Search the material below for the word "from" and copy every line in which it occurs.

[Start]

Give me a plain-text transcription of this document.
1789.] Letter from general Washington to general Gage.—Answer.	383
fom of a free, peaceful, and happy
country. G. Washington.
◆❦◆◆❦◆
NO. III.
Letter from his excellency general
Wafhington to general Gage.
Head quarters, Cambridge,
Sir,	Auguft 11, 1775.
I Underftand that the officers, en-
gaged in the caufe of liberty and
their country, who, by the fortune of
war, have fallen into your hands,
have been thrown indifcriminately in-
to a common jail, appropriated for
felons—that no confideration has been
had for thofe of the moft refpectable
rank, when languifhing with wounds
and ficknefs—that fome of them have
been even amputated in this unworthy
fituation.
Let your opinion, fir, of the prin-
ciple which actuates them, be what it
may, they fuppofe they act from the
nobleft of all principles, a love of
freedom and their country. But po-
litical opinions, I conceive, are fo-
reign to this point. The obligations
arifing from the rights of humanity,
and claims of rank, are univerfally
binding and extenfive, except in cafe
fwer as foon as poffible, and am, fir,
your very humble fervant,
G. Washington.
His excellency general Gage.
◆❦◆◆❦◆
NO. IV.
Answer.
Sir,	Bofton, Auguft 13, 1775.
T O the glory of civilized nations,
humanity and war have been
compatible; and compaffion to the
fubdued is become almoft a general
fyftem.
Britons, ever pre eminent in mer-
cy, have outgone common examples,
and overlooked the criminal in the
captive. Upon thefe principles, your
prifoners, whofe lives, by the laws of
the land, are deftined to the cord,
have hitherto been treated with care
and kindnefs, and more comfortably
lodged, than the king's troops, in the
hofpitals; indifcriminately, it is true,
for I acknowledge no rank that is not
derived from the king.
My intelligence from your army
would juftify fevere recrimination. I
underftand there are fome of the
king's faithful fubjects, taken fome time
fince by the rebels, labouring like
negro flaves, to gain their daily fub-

[End]

### Solution to this problem
1789.] Letter from general Washington to general Gage.—Answer.	383
Letter from his excellency general
may, they fuppofe they act from the
arifing from the rights of humanity,
derived from the king.
My intelligence from your army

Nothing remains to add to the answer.